━━━━━ Supplied material ━━━━━

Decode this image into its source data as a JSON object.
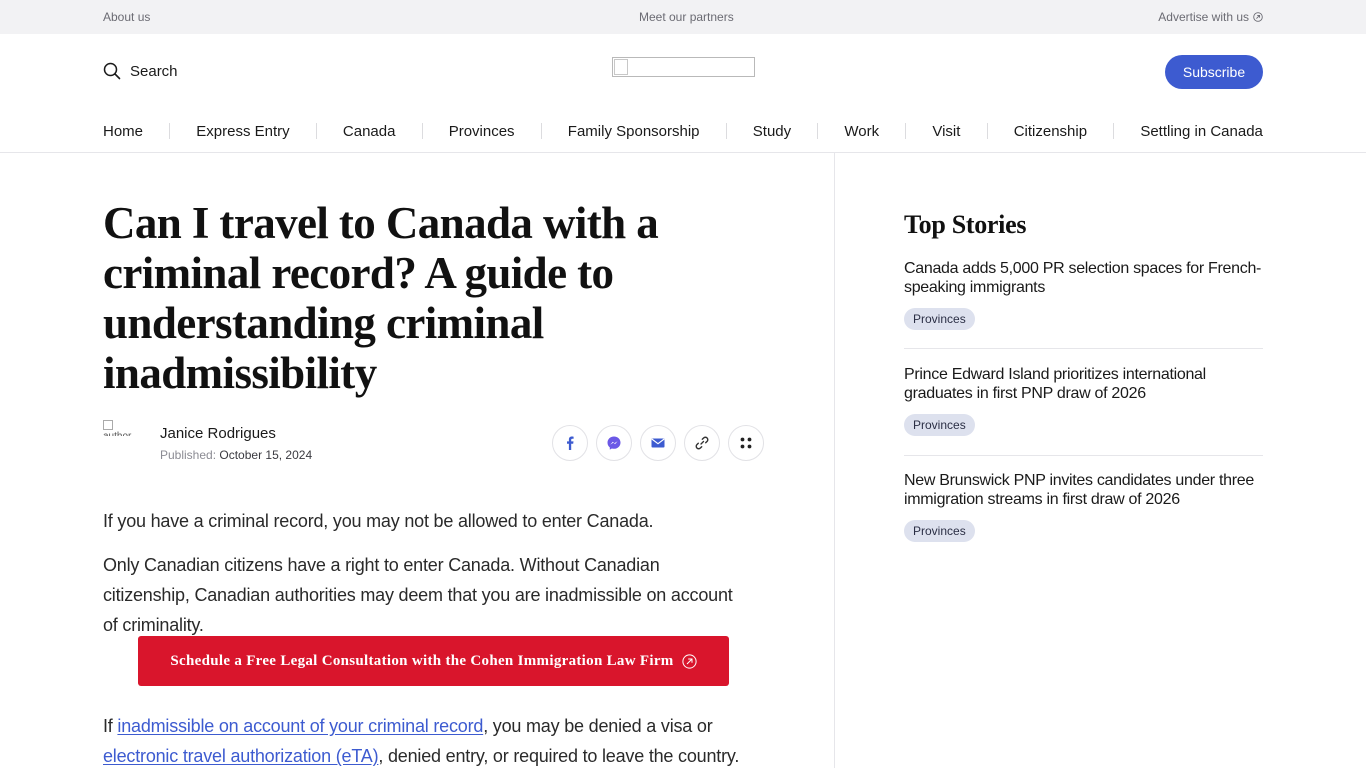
{
  "utility": {
    "about": "About us",
    "partners": "Meet our partners",
    "advertise": "Advertise with us"
  },
  "header": {
    "search_label": "Search",
    "subscribe_label": "Subscribe",
    "accent_color": "#3d5bd0"
  },
  "nav": [
    "Home",
    "Express Entry",
    "Canada",
    "Provinces",
    "Family Sponsorship",
    "Study",
    "Work",
    "Visit",
    "Citizenship",
    "Settling in Canada"
  ],
  "article": {
    "headline": "Can I travel to Canada with a criminal record? A guide to understanding criminal inadmissibility",
    "author_img_alt": "author",
    "author": "Janice Rodrigues",
    "published_label": "Published:",
    "published_date": "October 15, 2024",
    "share_icons": [
      "facebook-icon",
      "messenger-icon",
      "email-icon",
      "link-icon",
      "more-icon"
    ],
    "p1": "If you have a criminal record, you may not be allowed to enter Canada.",
    "p2": "Only Canadian citizens have a right to enter Canada. Without Canadian citizenship, Canadian authorities may deem that you are inadmissible on account of criminality.",
    "cta": "Schedule a Free Legal Consultation with the Cohen Immigration Law Firm",
    "cta_color": "#d9152c",
    "p3_start": "If ",
    "p3_link1": "inadmissible on account of your criminal record",
    "p3_mid": ", you may be denied a visa or ",
    "p3_link2": "electronic travel authorization (eTA)",
    "p3_end": ", denied entry, or required to leave the country."
  },
  "sidebar": {
    "title": "Top Stories",
    "stories": [
      {
        "title": "Canada adds 5,000 PR selection spaces for French-speaking immigrants",
        "tag": "Provinces"
      },
      {
        "title": "Prince Edward Island prioritizes international graduates in first PNP draw of 2026",
        "tag": "Provinces"
      },
      {
        "title": "New Brunswick PNP invites candidates under three immigration streams in first draw of 2026",
        "tag": "Provinces"
      }
    ]
  }
}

━━━━━

Task directions:
Images in the records should not be copied. Repeat all the rest exactly.

Completed exercise:
Decode this image into its source data as a JSON object.
{
  "utility": {
    "about": "About us",
    "partners": "Meet our partners",
    "advertise": "Advertise with us"
  },
  "header": {
    "search_label": "Search",
    "subscribe_label": "Subscribe",
    "accent_color": "#3d5bd0"
  },
  "nav": [
    "Home",
    "Express Entry",
    "Canada",
    "Provinces",
    "Family Sponsorship",
    "Study",
    "Work",
    "Visit",
    "Citizenship",
    "Settling in Canada"
  ],
  "article": {
    "headline": "Can I travel to Canada with a criminal record? A guide to understanding criminal inadmissibility",
    "author_img_alt": "author",
    "author": "Janice Rodrigues",
    "published_label": "Published:",
    "published_date": "October 15, 2024",
    "share_icons": [
      "facebook-icon",
      "messenger-icon",
      "email-icon",
      "link-icon",
      "more-icon"
    ],
    "p1": "If you have a criminal record, you may not be allowed to enter Canada.",
    "p2": "Only Canadian citizens have a right to enter Canada. Without Canadian citizenship, Canadian authorities may deem that you are inadmissible on account of criminality.",
    "cta": "Schedule a Free Legal Consultation with the Cohen Immigration Law Firm",
    "cta_color": "#d9152c",
    "p3_start": "If ",
    "p3_link1": "inadmissible on account of your criminal record",
    "p3_mid": ", you may be denied a visa or ",
    "p3_link2": "electronic travel authorization (eTA)",
    "p3_end": ", denied entry, or required to leave the country."
  },
  "sidebar": {
    "title": "Top Stories",
    "stories": [
      {
        "title": "Canada adds 5,000 PR selection spaces for French-speaking immigrants",
        "tag": "Provinces"
      },
      {
        "title": "Prince Edward Island prioritizes international graduates in first PNP draw of 2026",
        "tag": "Provinces"
      },
      {
        "title": "New Brunswick PNP invites candidates under three immigration streams in first draw of 2026",
        "tag": "Provinces"
      }
    ]
  }
}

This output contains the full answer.